Data extract:
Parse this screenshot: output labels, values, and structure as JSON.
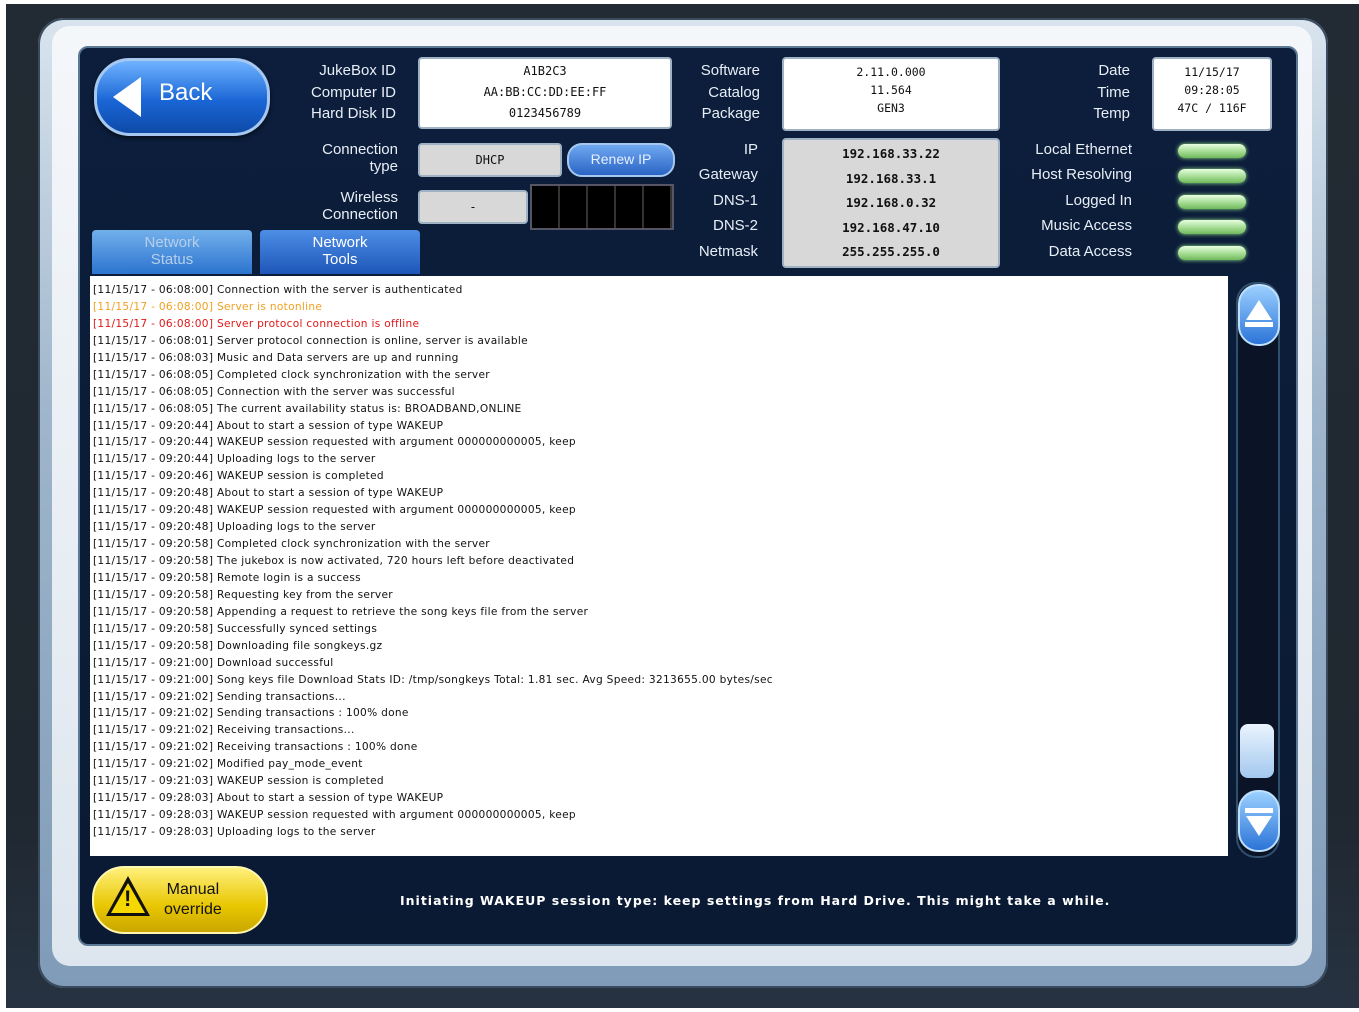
{
  "header": {
    "back_label": "Back",
    "jukebox_id_label": "JukeBox ID",
    "computer_id_label": "Computer ID",
    "hard_disk_id_label": "Hard Disk ID",
    "jukebox_id_value": "A1B2C3",
    "computer_id_value": "AA:BB:CC:DD:EE:FF",
    "hard_disk_id_value": "0123456789",
    "software_label": "Software",
    "catalog_label": "Catalog",
    "package_label": "Package",
    "software_value": "2.11.0.000",
    "catalog_value": "11.564",
    "package_value": "GEN3",
    "date_label": "Date",
    "time_label": "Time",
    "temp_label": "Temp",
    "date_value": "11/15/17",
    "time_value": "09:28:05",
    "temp_value": "47C / 116F"
  },
  "connection": {
    "connection_type_label_line1": "Connection",
    "connection_type_label_line2": "type",
    "connection_type_value": "DHCP",
    "renew_ip_label": "Renew IP",
    "wireless_label_line1": "Wireless",
    "wireless_label_line2": "Connection",
    "wireless_value": "-"
  },
  "network": {
    "ip_label": "IP",
    "gateway_label": "Gateway",
    "dns1_label": "DNS-1",
    "dns2_label": "DNS-2",
    "netmask_label": "Netmask",
    "ip_value": "192.168.33.22",
    "gateway_value": "192.168.33.1",
    "dns1_value": "192.168.0.32",
    "dns2_value": "192.168.47.10",
    "netmask_value": "255.255.255.0"
  },
  "status": {
    "local_ethernet": "Local Ethernet",
    "host_resolving": "Host Resolving",
    "logged_in": "Logged In",
    "music_access": "Music Access",
    "data_access": "Data Access"
  },
  "tabs": {
    "network_status_line1": "Network",
    "network_status_line2": "Status",
    "network_tools_line1": "Network",
    "network_tools_line2": "Tools"
  },
  "log_lines": [
    {
      "text": "[11/15/17 - 06:08:00] Connection with the server is authenticated",
      "color": "#111111"
    },
    {
      "text": "[11/15/17 - 06:08:00] Server is notonline",
      "color": "#f0a020"
    },
    {
      "text": "[11/15/17 - 06:08:00] Server protocol connection is offline",
      "color": "#e01818"
    },
    {
      "text": "[11/15/17 - 06:08:01] Server protocol connection is online, server is available",
      "color": "#111111"
    },
    {
      "text": "[11/15/17 - 06:08:03] Music and Data servers are up and running",
      "color": "#111111"
    },
    {
      "text": "[11/15/17 - 06:08:05] Completed clock synchronization with the server",
      "color": "#111111"
    },
    {
      "text": "[11/15/17 - 06:08:05] Connection with the server was successful",
      "color": "#111111"
    },
    {
      "text": "[11/15/17 - 06:08:05] The current availability status is: BROADBAND,ONLINE",
      "color": "#111111"
    },
    {
      "text": "[11/15/17 - 09:20:44] About to start a session of type WAKEUP",
      "color": "#111111"
    },
    {
      "text": "[11/15/17 - 09:20:44] WAKEUP session requested with argument 000000000005, keep",
      "color": "#111111"
    },
    {
      "text": "[11/15/17 - 09:20:44] Uploading logs to the server",
      "color": "#111111"
    },
    {
      "text": "[11/15/17 - 09:20:46] WAKEUP session is completed",
      "color": "#111111"
    },
    {
      "text": "[11/15/17 - 09:20:48] About to start a session of type WAKEUP",
      "color": "#111111"
    },
    {
      "text": "[11/15/17 - 09:20:48] WAKEUP session requested with argument 000000000005, keep",
      "color": "#111111"
    },
    {
      "text": "[11/15/17 - 09:20:48] Uploading logs to the server",
      "color": "#111111"
    },
    {
      "text": "[11/15/17 - 09:20:58] Completed clock synchronization with the server",
      "color": "#111111"
    },
    {
      "text": "[11/15/17 - 09:20:58] The jukebox is now activated, 720 hours left before deactivated",
      "color": "#111111"
    },
    {
      "text": "[11/15/17 - 09:20:58] Remote login is a success",
      "color": "#111111"
    },
    {
      "text": "[11/15/17 - 09:20:58] Requesting key from the server",
      "color": "#111111"
    },
    {
      "text": "[11/15/17 - 09:20:58] Appending a request to retrieve the song keys file from the server",
      "color": "#111111"
    },
    {
      "text": "[11/15/17 - 09:20:58] Successfully synced settings",
      "color": "#111111"
    },
    {
      "text": "[11/15/17 - 09:20:58] Downloading file songkeys.gz",
      "color": "#111111"
    },
    {
      "text": "[11/15/17 - 09:21:00] Download successful",
      "color": "#111111"
    },
    {
      "text": "[11/15/17 - 09:21:00] Song keys file Download Stats ID: /tmp/songkeys Total: 1.81 sec. Avg Speed: 3213655.00 bytes/sec",
      "color": "#111111"
    },
    {
      "text": "[11/15/17 - 09:21:02] Sending transactions...",
      "color": "#111111"
    },
    {
      "text": "[11/15/17 - 09:21:02] Sending transactions : 100% done",
      "color": "#111111"
    },
    {
      "text": "[11/15/17 - 09:21:02] Receiving transactions...",
      "color": "#111111"
    },
    {
      "text": "[11/15/17 - 09:21:02] Receiving transactions : 100% done",
      "color": "#111111"
    },
    {
      "text": "[11/15/17 - 09:21:02] Modified pay_mode_event",
      "color": "#111111"
    },
    {
      "text": "[11/15/17 - 09:21:03] WAKEUP session is completed",
      "color": "#111111"
    },
    {
      "text": "[11/15/17 - 09:28:03] About to start a session of type WAKEUP",
      "color": "#111111"
    },
    {
      "text": "[11/15/17 - 09:28:03] WAKEUP session requested with argument 000000000005, keep",
      "color": "#111111"
    },
    {
      "text": "[11/15/17 - 09:28:03] Uploading logs to the server",
      "color": "#111111"
    }
  ],
  "footer": {
    "manual_override_line1": "Manual",
    "manual_override_line2": "override",
    "status_message": "Initiating WAKEUP session type: keep settings from Hard Drive. This might take a while."
  },
  "icons": {
    "back": "left-arrow-icon",
    "warning": "warning-triangle-icon",
    "scroll_up": "up-arrow-icon",
    "scroll_down": "down-arrow-icon"
  }
}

Problem description:
Show each line in the entries that holds the string "synchronization".

Answer to the problem:
      "text": "[11/15/17 - 06:08:05] Completed clock synchronization with the server",
      "text": "[11/15/17 - 09:20:58] Completed clock synchronization with the server",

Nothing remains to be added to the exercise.